▶ _DIRECTION_
Please print exactly the lines running from the one that contains "Type out the text in this image." to the end of the data, with both lines included.

** Start **

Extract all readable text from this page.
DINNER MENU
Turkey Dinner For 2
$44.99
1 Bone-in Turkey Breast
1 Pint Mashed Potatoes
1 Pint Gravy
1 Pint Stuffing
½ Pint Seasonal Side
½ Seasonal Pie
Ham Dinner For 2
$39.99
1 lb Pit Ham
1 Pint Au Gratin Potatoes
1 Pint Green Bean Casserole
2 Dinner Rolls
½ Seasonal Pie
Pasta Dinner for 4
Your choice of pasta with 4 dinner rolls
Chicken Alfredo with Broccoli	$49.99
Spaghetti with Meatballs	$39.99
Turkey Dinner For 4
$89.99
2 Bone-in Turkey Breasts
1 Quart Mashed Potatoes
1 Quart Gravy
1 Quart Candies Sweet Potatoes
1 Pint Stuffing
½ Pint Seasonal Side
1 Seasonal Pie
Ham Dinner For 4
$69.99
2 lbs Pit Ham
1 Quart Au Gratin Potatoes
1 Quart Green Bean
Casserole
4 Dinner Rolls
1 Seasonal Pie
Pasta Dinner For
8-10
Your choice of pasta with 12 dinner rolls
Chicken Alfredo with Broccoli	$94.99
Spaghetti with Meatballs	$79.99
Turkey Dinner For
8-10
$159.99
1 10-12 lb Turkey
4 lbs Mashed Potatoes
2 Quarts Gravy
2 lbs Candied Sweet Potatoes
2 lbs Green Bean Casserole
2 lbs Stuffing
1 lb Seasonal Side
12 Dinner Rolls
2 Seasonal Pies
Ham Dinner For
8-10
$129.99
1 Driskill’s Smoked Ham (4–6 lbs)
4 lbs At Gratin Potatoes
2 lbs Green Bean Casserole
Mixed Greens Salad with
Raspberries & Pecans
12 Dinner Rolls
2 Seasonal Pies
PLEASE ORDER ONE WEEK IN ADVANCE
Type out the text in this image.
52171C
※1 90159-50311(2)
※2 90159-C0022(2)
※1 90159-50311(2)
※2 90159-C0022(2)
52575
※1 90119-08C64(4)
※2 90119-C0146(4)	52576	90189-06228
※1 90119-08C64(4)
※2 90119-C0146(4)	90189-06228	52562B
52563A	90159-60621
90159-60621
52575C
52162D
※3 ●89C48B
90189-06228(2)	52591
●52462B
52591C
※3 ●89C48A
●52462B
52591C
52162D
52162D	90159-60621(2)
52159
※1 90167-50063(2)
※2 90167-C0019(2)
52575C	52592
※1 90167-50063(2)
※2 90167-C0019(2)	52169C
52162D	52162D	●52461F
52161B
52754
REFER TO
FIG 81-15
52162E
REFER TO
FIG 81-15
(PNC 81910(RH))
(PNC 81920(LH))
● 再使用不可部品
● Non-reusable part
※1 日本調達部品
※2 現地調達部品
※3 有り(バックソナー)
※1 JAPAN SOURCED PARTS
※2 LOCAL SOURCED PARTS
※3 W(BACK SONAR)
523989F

** End **

▶ _WRITTEN RESPONSE_
Type out the text in this image.
52171C
※1 90159-50311(2)
※2 90159-C0022(2)
※1 90159-50311(2)
※2 90159-C0022(2)
52575
※1 90119-08C64(4)
※2 90119-C0146(4)	52576	90189-06228
※1 90119-08C64(4)
※2 90119-C0146(4)	90189-06228	52562B
52563A	90159-60621
90159-60621
52575C
52162D
※3 ●89C48B
90189-06228(2)	52591
●52462B
52591C
※3 ●89C48A
●52462B
52591C
52162D
52162D	90159-60621(2)
52159
※1 90167-50063(2)
※2 90167-C0019(2)
52575C	52592
※1 90167-50063(2)
※2 90167-C0019(2)	52169C
52162D	52162D	●52461F
52161B
52754
REFER TO
FIG 81-15
52162E
REFER TO
FIG 81-15
(PNC 81910(RH))
(PNC 81920(LH))
● 再使用不可部品
● Non-reusable part
※1 日本調達部品
※2 現地調達部品
※3 有り(バックソナー)
※1 JAPAN SOURCED PARTS
※2 LOCAL SOURCED PARTS
※3 W(BACK SONAR)
523989F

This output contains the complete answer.